Information supplied:
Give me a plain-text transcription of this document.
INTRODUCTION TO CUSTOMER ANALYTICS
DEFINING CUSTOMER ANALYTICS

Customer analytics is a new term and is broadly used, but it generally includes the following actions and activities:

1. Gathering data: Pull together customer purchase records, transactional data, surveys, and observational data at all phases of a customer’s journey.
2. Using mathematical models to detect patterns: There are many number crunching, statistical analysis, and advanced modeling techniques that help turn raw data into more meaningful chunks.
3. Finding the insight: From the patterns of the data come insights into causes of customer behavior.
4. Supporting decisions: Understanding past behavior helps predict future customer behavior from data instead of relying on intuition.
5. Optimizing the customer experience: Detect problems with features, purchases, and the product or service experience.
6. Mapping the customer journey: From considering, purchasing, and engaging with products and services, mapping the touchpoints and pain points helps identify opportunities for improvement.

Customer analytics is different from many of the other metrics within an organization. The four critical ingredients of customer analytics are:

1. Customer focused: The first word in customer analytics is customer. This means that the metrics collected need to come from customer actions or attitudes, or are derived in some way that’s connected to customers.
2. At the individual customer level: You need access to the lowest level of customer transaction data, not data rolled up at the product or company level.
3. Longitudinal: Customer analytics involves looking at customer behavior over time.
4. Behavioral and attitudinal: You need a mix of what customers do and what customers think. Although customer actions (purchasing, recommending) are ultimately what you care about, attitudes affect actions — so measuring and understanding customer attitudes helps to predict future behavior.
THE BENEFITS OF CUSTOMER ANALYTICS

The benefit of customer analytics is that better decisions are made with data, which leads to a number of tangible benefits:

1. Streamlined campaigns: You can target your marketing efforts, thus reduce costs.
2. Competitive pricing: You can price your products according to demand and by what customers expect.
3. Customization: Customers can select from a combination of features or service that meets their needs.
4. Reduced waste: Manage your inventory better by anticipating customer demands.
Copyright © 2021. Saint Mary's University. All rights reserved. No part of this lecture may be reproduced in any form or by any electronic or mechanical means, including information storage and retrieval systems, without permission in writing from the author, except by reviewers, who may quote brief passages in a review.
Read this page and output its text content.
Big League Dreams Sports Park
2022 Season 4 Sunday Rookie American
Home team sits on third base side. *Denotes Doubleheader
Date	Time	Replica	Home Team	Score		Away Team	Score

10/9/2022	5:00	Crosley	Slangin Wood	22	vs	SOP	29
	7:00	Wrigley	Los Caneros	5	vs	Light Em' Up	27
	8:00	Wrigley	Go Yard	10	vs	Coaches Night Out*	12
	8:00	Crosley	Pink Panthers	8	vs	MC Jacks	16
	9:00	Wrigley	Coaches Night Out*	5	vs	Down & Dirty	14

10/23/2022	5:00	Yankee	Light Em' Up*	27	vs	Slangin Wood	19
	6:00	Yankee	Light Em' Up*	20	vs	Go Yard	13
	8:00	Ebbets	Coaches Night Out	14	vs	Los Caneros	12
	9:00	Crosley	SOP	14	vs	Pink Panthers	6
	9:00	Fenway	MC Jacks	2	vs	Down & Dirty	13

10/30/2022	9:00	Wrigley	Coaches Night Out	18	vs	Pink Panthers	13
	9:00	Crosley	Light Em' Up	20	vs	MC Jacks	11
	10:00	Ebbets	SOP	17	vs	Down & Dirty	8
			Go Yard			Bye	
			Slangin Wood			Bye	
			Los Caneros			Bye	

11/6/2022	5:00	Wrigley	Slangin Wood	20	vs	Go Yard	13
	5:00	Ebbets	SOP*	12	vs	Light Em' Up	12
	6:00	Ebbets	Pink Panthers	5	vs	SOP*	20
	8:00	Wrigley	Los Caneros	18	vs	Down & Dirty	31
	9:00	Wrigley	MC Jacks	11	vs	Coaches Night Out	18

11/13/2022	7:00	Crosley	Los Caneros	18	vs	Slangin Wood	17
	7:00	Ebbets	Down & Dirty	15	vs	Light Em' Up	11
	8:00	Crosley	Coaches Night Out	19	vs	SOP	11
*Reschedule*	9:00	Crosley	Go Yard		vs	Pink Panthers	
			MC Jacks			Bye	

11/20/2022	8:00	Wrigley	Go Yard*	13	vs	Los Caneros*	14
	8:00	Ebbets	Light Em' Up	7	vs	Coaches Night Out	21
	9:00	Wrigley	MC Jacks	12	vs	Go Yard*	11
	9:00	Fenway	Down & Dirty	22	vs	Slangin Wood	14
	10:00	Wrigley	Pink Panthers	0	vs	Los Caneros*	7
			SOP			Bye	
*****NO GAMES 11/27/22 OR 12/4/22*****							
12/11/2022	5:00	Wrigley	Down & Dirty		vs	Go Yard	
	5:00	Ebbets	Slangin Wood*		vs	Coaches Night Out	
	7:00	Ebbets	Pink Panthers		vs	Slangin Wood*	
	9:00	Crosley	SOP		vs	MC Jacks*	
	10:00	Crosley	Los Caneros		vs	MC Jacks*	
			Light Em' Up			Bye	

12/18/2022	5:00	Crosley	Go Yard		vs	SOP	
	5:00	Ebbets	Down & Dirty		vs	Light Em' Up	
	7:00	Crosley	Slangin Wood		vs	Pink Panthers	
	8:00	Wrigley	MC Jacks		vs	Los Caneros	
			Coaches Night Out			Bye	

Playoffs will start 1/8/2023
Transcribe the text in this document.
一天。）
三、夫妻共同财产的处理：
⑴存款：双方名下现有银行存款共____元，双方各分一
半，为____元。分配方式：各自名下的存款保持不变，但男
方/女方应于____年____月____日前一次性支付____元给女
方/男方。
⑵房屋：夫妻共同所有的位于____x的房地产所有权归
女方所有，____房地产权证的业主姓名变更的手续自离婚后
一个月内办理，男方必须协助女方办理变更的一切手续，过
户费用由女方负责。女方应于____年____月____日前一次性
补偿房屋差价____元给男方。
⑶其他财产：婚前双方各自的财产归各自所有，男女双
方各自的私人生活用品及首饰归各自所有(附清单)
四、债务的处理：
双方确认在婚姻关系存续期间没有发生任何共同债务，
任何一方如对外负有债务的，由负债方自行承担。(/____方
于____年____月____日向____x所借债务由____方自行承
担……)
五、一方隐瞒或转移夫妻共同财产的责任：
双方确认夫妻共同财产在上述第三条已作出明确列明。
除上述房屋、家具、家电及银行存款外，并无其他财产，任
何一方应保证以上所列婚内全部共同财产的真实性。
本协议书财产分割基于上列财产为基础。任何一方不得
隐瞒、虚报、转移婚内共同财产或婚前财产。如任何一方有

Instructions to follow: From the first line to the last, please quote the material above exactly.

Exercise response:
Give me a plain-text transcription of this document.
INTRODUCTION TO CUSTOMER ANALYTICS
DEFINING CUSTOMER ANALYTICS

Customer analytics is a new term and is broadly used, but it generally includes the following actions and activities:

1. Gathering data: Pull together customer purchase records, transactional data, surveys, and observational data at all phases of a customer’s journey.
2. Using mathematical models to detect patterns: There are many number crunching, statistical analysis, and advanced modeling techniques that help turn raw data into more meaningful chunks.
3. Finding the insight: From the patterns of the data come insights into causes of customer behavior.
4. Supporting decisions: Understanding past behavior helps predict future customer behavior from data instead of relying on intuition.
5. Optimizing the customer experience: Detect problems with features, purchases, and the product or service experience.
6. Mapping the customer journey: From considering, purchasing, and engaging with products and services, mapping the touchpoints and pain points helps identify opportunities for improvement.

Customer analytics is different from many of the other metrics within an organization. The four critical ingredients of customer analytics are:

1. Customer focused: The first word in customer analytics is customer. This means that the metrics collected need to come from customer actions or attitudes, or are derived in some way that’s connected to customers.
2. At the individual customer level: You need access to the lowest level of customer transaction data, not data rolled up at the product or company level.
3. Longitudinal: Customer analytics involves looking at customer behavior over time.
4. Behavioral and attitudinal: You need a mix of what customers do and what customers think. Although customer actions (purchasing, recommending) are ultimately what you care about, attitudes affect actions — so measuring and understanding customer attitudes helps to predict future behavior.
THE BENEFITS OF CUSTOMER ANALYTICS

The benefit of customer analytics is that better decisions are made with data, which leads to a number of tangible benefits:

1. Streamlined campaigns: You can target your marketing efforts, thus reduce costs.
2. Competitive pricing: You can price your products according to demand and by what customers expect.
3. Customization: Customers can select from a combination of features or service that meets their needs.
4. Reduced waste: Manage your inventory better by anticipating customer demands.
Copyright © 2021. Saint Mary's University. All rights reserved. No part of this lecture may be reproduced in any form or by any electronic or mechanical means, including information storage and retrieval systems, without permission in writing from the author, except by reviewers, who may quote brief passages in a review.
Read this page and output its text content.
Big League Dreams Sports Park
2022 Season 4 Sunday Rookie American
Home team sits on third base side. *Denotes Doubleheader
Date	Time	Replica	Home Team	Score		Away Team	Score

10/9/2022	5:00	Crosley	Slangin Wood	22	vs	SOP	29
	7:00	Wrigley	Los Caneros	5	vs	Light Em' Up	27
	8:00	Wrigley	Go Yard	10	vs	Coaches Night Out*	12
	8:00	Crosley	Pink Panthers	8	vs	MC Jacks	16
	9:00	Wrigley	Coaches Night Out*	5	vs	Down & Dirty	14

10/23/2022	5:00	Yankee	Light Em' Up*	27	vs	Slangin Wood	19
	6:00	Yankee	Light Em' Up*	20	vs	Go Yard	13
	8:00	Ebbets	Coaches Night Out	14	vs	Los Caneros	12
	9:00	Crosley	SOP	14	vs	Pink Panthers	6
	9:00	Fenway	MC Jacks	2	vs	Down & Dirty	13

10/30/2022	9:00	Wrigley	Coaches Night Out	18	vs	Pink Panthers	13
	9:00	Crosley	Light Em' Up	20	vs	MC Jacks	11
	10:00	Ebbets	SOP	17	vs	Down & Dirty	8
			Go Yard			Bye	
			Slangin Wood			Bye	
			Los Caneros			Bye	

11/6/2022	5:00	Wrigley	Slangin Wood	20	vs	Go Yard	13
	5:00	Ebbets	SOP*	12	vs	Light Em' Up	12
	6:00	Ebbets	Pink Panthers	5	vs	SOP*	20
	8:00	Wrigley	Los Caneros	18	vs	Down & Dirty	31
	9:00	Wrigley	MC Jacks	11	vs	Coaches Night Out	18

11/13/2022	7:00	Crosley	Los Caneros	18	vs	Slangin Wood	17
	7:00	Ebbets	Down & Dirty	15	vs	Light Em' Up	11
	8:00	Crosley	Coaches Night Out	19	vs	SOP	11
*Reschedule*	9:00	Crosley	Go Yard		vs	Pink Panthers	
			MC Jacks			Bye	

11/20/2022	8:00	Wrigley	Go Yard*	13	vs	Los Caneros*	14
	8:00	Ebbets	Light Em' Up	7	vs	Coaches Night Out	21
	9:00	Wrigley	MC Jacks	12	vs	Go Yard*	11
	9:00	Fenway	Down & Dirty	22	vs	Slangin Wood	14
	10:00	Wrigley	Pink Panthers	0	vs	Los Caneros*	7
			SOP			Bye	
*****NO GAMES 11/27/22 OR 12/4/22*****							
12/11/2022	5:00	Wrigley	Down & Dirty		vs	Go Yard	
	5:00	Ebbets	Slangin Wood*		vs	Coaches Night Out	
	7:00	Ebbets	Pink Panthers		vs	Slangin Wood*	
	9:00	Crosley	SOP		vs	MC Jacks*	
	10:00	Crosley	Los Caneros		vs	MC Jacks*	
			Light Em' Up			Bye	

12/18/2022	5:00	Crosley	Go Yard		vs	SOP	
	5:00	Ebbets	Down & Dirty		vs	Light Em' Up	
	7:00	Crosley	Slangin Wood		vs	Pink Panthers	
	8:00	Wrigley	MC Jacks		vs	Los Caneros	
			Coaches Night Out			Bye	

Playoffs will start 1/8/2023
Transcribe the text in this document.
一天。）
三、夫妻共同财产的处理：
⑴存款：双方名下现有银行存款共____元，双方各分一
半，为____元。分配方式：各自名下的存款保持不变，但男
方/女方应于____年____月____日前一次性支付____元给女
方/男方。
⑵房屋：夫妻共同所有的位于____x的房地产所有权归
女方所有，____房地产权证的业主姓名变更的手续自离婚后
一个月内办理，男方必须协助女方办理变更的一切手续，过
户费用由女方负责。女方应于____年____月____日前一次性
补偿房屋差价____元给男方。
⑶其他财产：婚前双方各自的财产归各自所有，男女双
方各自的私人生活用品及首饰归各自所有(附清单)
四、债务的处理：
双方确认在婚姻关系存续期间没有发生任何共同债务，
任何一方如对外负有债务的，由负债方自行承担。(/____方
于____年____月____日向____x所借债务由____方自行承
担……)
五、一方隐瞒或转移夫妻共同财产的责任：
双方确认夫妻共同财产在上述第三条已作出明确列明。
除上述房屋、家具、家电及银行存款外，并无其他财产，任
何一方应保证以上所列婚内全部共同财产的真实性。
本协议书财产分割基于上列财产为基础。任何一方不得
隐瞒、虚报、转移婚内共同财产或婚前财产。如任何一方有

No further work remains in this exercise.